What is expected: Leave out the pictures and transcribe everything else exactly.

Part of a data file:
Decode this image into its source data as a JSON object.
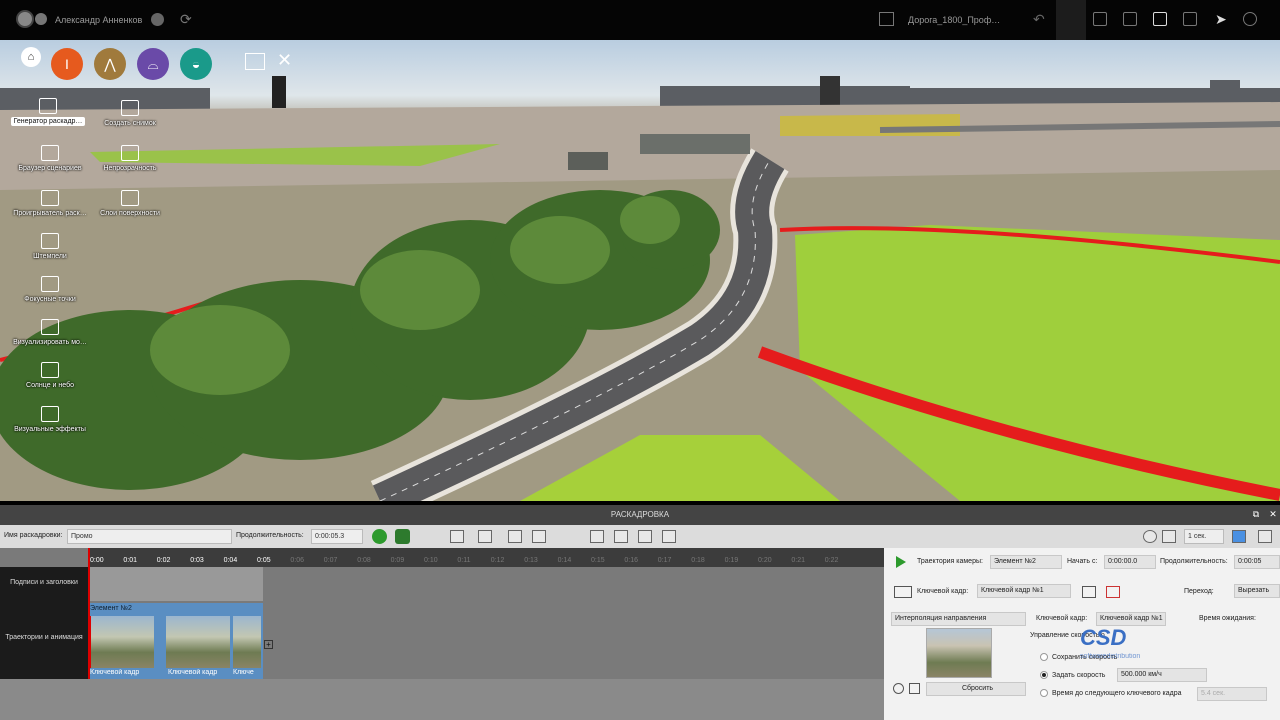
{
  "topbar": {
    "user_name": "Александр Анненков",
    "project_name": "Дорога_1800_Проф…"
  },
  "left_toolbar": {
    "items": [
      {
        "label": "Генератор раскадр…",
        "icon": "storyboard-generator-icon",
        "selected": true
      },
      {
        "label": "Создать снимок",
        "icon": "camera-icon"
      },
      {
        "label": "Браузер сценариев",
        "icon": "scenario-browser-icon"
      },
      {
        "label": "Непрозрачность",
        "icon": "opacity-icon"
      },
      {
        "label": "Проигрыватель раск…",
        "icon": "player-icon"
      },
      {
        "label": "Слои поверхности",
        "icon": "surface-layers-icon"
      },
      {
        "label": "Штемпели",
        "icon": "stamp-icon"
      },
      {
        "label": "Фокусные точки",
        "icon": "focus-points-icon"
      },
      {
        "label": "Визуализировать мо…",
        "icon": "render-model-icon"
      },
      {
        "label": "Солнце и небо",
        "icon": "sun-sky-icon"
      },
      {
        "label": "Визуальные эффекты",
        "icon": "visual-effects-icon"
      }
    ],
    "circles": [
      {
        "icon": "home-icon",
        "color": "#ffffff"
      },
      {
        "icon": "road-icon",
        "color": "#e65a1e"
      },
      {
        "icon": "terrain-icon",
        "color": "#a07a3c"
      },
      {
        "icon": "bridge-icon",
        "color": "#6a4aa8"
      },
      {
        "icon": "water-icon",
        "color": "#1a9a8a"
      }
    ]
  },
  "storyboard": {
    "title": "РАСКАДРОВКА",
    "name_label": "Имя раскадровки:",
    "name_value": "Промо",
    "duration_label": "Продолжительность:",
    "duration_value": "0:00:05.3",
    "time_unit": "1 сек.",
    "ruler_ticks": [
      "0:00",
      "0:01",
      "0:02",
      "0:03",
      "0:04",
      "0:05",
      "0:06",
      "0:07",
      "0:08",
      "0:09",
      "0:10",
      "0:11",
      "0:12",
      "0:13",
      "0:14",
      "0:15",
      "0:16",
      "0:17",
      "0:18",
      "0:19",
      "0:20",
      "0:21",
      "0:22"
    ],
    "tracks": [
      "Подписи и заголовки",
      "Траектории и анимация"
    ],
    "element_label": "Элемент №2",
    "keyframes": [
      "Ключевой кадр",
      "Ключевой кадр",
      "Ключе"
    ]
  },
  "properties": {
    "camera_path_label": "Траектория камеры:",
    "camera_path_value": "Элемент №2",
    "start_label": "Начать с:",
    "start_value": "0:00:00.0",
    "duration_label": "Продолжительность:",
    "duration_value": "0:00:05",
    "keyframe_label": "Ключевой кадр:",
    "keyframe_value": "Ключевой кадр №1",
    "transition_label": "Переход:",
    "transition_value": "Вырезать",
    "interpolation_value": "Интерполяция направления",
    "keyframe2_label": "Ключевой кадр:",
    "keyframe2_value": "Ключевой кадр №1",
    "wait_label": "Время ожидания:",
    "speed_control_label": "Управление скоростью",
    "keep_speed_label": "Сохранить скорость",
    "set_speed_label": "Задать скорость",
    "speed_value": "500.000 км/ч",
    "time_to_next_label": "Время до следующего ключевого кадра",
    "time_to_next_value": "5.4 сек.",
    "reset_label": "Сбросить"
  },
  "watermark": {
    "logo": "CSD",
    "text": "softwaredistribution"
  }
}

Expected answer:
Decode this image into its source data as a JSON object.
{
  "topbar": {
    "user_name": "Александр Анненков",
    "project_name": "Дорога_1800_Проф…"
  },
  "left_toolbar": {
    "items": [
      {
        "label": "Генератор раскадр…",
        "icon": "storyboard-generator-icon",
        "selected": true
      },
      {
        "label": "Создать снимок",
        "icon": "camera-icon"
      },
      {
        "label": "Браузер сценариев",
        "icon": "scenario-browser-icon"
      },
      {
        "label": "Непрозрачность",
        "icon": "opacity-icon"
      },
      {
        "label": "Проигрыватель раск…",
        "icon": "player-icon"
      },
      {
        "label": "Слои поверхности",
        "icon": "surface-layers-icon"
      },
      {
        "label": "Штемпели",
        "icon": "stamp-icon"
      },
      {
        "label": "Фокусные точки",
        "icon": "focus-points-icon"
      },
      {
        "label": "Визуализировать мо…",
        "icon": "render-model-icon"
      },
      {
        "label": "Солнце и небо",
        "icon": "sun-sky-icon"
      },
      {
        "label": "Визуальные эффекты",
        "icon": "visual-effects-icon"
      }
    ],
    "circles": [
      {
        "icon": "home-icon",
        "color": "#ffffff"
      },
      {
        "icon": "road-icon",
        "color": "#e65a1e"
      },
      {
        "icon": "terrain-icon",
        "color": "#a07a3c"
      },
      {
        "icon": "bridge-icon",
        "color": "#6a4aa8"
      },
      {
        "icon": "water-icon",
        "color": "#1a9a8a"
      }
    ]
  },
  "storyboard": {
    "title": "РАСКАДРОВКА",
    "name_label": "Имя раскадровки:",
    "name_value": "Промо",
    "duration_label": "Продолжительность:",
    "duration_value": "0:00:05.3",
    "time_unit": "1 сек.",
    "ruler_ticks": [
      "0:00",
      "0:01",
      "0:02",
      "0:03",
      "0:04",
      "0:05",
      "0:06",
      "0:07",
      "0:08",
      "0:09",
      "0:10",
      "0:11",
      "0:12",
      "0:13",
      "0:14",
      "0:15",
      "0:16",
      "0:17",
      "0:18",
      "0:19",
      "0:20",
      "0:21",
      "0:22"
    ],
    "tracks": [
      "Подписи и заголовки",
      "Траектории и анимация"
    ],
    "element_label": "Элемент №2",
    "keyframes": [
      "Ключевой кадр",
      "Ключевой кадр",
      "Ключе"
    ]
  },
  "properties": {
    "camera_path_label": "Траектория камеры:",
    "camera_path_value": "Элемент №2",
    "start_label": "Начать с:",
    "start_value": "0:00:00.0",
    "duration_label": "Продолжительность:",
    "duration_value": "0:00:05",
    "keyframe_label": "Ключевой кадр:",
    "keyframe_value": "Ключевой кадр №1",
    "transition_label": "Переход:",
    "transition_value": "Вырезать",
    "interpolation_value": "Интерполяция направления",
    "keyframe2_label": "Ключевой кадр:",
    "keyframe2_value": "Ключевой кадр №1",
    "wait_label": "Время ожидания:",
    "speed_control_label": "Управление скоростью",
    "keep_speed_label": "Сохранить скорость",
    "set_speed_label": "Задать скорость",
    "speed_value": "500.000 км/ч",
    "time_to_next_label": "Время до следующего ключевого кадра",
    "time_to_next_value": "5.4 сек.",
    "reset_label": "Сбросить"
  },
  "watermark": {
    "logo": "CSD",
    "text": "softwaredistribution"
  }
}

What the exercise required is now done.